[Dataset excerpt]
━━━━━━━━━━━━━━━━

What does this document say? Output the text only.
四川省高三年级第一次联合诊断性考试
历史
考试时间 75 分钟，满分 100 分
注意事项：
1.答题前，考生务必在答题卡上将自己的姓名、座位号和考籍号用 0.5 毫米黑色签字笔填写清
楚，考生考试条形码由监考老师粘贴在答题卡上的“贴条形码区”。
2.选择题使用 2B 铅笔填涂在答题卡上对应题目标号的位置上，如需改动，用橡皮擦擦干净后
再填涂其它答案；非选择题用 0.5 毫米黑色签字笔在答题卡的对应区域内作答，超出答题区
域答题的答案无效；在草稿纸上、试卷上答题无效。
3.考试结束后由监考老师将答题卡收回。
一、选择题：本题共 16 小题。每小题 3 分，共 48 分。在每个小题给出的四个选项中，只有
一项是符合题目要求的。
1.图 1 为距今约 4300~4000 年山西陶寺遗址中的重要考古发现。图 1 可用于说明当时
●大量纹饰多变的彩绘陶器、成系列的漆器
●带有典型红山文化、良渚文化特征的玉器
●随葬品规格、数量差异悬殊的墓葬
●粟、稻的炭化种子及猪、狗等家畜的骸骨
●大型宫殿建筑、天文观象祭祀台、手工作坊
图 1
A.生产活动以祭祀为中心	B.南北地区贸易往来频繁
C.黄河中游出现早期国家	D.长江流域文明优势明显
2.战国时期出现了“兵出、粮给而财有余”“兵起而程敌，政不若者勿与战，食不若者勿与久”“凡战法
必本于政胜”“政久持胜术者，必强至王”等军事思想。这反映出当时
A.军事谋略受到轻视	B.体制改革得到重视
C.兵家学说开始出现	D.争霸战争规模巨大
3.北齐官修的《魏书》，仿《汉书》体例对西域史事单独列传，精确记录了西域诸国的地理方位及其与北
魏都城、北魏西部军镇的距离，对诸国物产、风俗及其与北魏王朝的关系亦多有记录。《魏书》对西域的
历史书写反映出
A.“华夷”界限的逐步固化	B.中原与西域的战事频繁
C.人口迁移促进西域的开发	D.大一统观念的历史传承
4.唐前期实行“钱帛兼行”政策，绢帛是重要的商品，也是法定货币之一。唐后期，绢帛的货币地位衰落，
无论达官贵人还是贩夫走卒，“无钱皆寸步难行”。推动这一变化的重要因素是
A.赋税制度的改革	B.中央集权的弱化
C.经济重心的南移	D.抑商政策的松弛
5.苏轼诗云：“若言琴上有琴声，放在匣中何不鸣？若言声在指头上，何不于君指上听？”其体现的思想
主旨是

━━━━━━━━━━━━━━━━

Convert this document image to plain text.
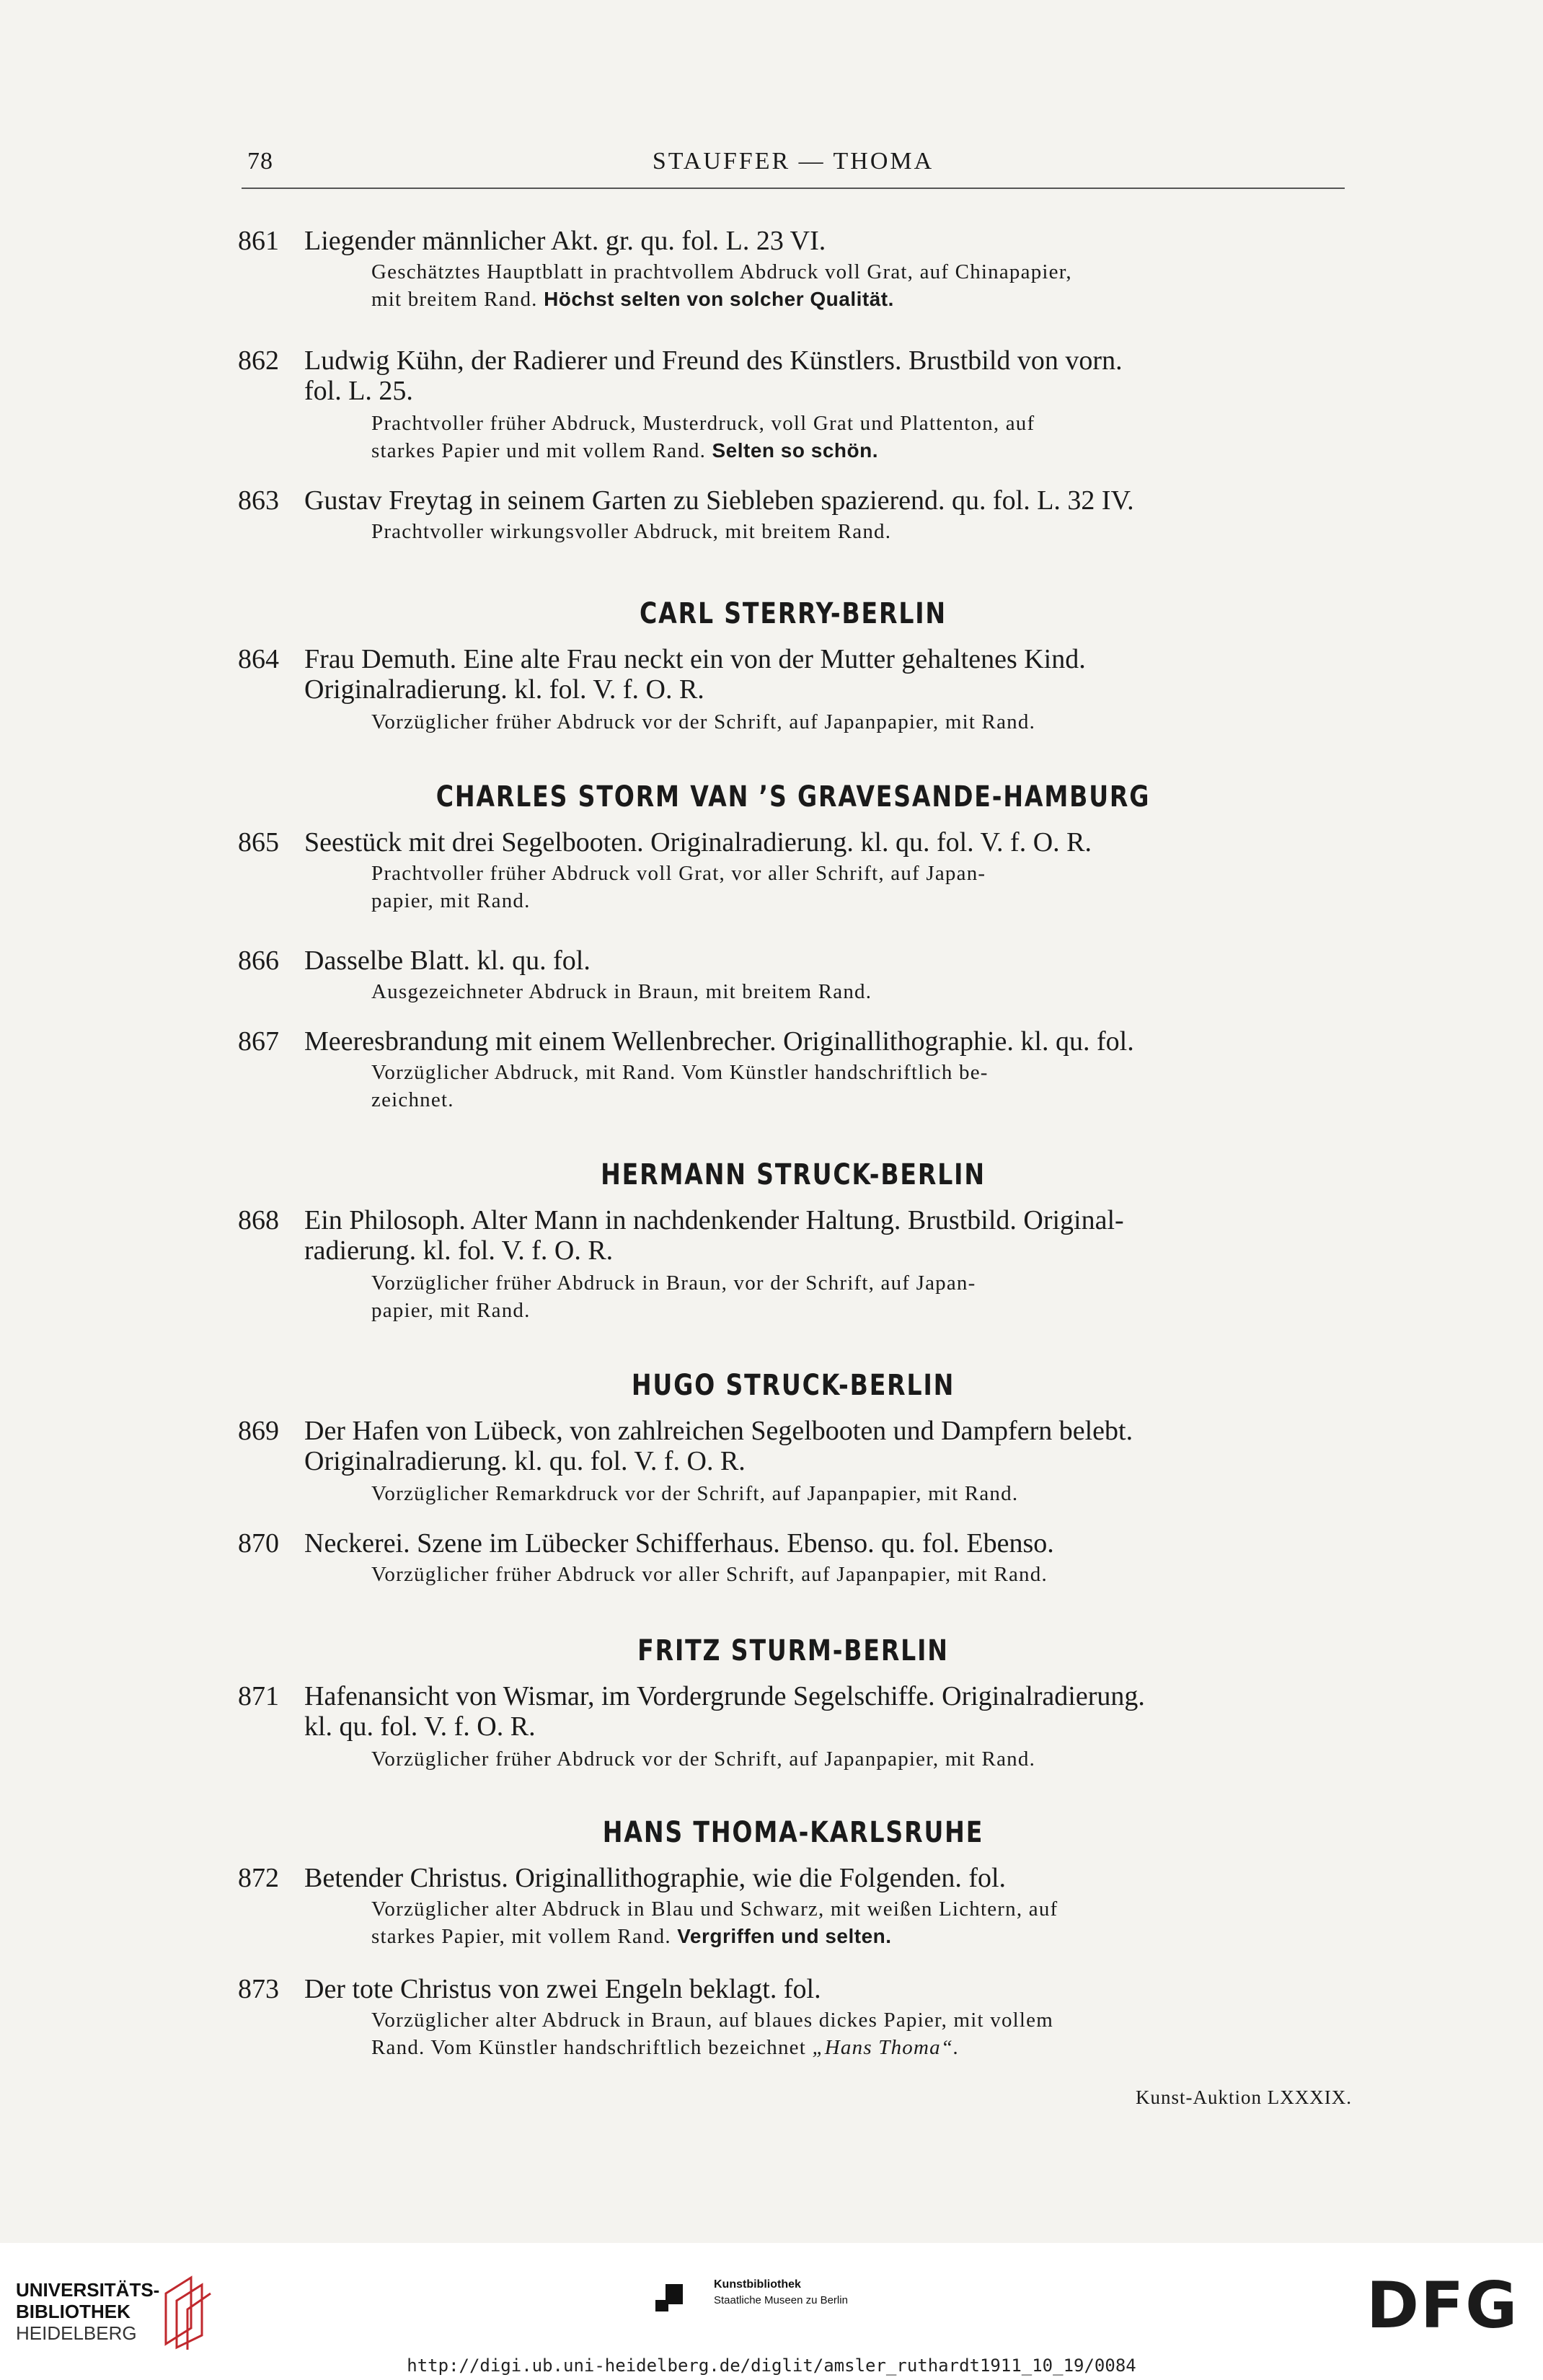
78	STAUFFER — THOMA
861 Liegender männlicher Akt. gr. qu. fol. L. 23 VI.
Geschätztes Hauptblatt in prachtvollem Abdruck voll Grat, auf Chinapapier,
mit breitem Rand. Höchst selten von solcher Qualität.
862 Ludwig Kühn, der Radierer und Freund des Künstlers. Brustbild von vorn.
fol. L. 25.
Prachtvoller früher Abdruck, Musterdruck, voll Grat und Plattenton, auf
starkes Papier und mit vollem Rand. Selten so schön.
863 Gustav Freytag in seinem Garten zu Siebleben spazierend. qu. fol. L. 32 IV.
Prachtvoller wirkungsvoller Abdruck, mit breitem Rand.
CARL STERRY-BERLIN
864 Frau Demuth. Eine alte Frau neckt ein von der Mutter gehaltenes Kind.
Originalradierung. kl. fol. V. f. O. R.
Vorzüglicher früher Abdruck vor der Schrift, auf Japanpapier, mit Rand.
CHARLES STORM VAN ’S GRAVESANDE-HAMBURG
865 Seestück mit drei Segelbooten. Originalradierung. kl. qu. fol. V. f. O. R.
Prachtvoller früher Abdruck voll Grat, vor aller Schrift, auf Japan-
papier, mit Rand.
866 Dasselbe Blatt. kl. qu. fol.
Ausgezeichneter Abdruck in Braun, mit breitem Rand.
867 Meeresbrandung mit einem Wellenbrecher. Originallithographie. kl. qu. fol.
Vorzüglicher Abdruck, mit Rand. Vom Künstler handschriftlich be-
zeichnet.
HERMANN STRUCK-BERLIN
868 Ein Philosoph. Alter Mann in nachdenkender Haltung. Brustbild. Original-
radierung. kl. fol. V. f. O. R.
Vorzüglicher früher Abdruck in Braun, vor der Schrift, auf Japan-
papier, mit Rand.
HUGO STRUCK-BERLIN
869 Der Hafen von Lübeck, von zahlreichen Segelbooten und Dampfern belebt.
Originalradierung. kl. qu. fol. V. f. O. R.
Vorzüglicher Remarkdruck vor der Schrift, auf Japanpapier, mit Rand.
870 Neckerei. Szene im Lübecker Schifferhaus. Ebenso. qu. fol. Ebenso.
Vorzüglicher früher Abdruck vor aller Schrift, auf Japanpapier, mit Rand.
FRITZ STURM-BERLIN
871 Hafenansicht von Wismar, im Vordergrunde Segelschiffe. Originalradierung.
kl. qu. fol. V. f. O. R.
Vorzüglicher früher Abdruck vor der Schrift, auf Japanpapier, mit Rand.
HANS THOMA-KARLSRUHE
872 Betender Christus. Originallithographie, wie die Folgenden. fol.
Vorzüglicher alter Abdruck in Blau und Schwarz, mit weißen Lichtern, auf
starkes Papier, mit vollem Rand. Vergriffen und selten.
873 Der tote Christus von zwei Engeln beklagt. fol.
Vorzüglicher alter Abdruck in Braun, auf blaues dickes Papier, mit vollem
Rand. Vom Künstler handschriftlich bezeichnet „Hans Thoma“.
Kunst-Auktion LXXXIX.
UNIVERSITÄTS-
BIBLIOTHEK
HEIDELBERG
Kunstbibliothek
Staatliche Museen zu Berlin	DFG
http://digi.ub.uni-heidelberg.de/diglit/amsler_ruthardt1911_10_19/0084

━━━━━━━━━━━━━━━━

### Task to complete
Search the listing for the string "document". Copy each line where it turns up.

### Output of the task
What does this document say? Output the text only.
Convert this document image to plain text.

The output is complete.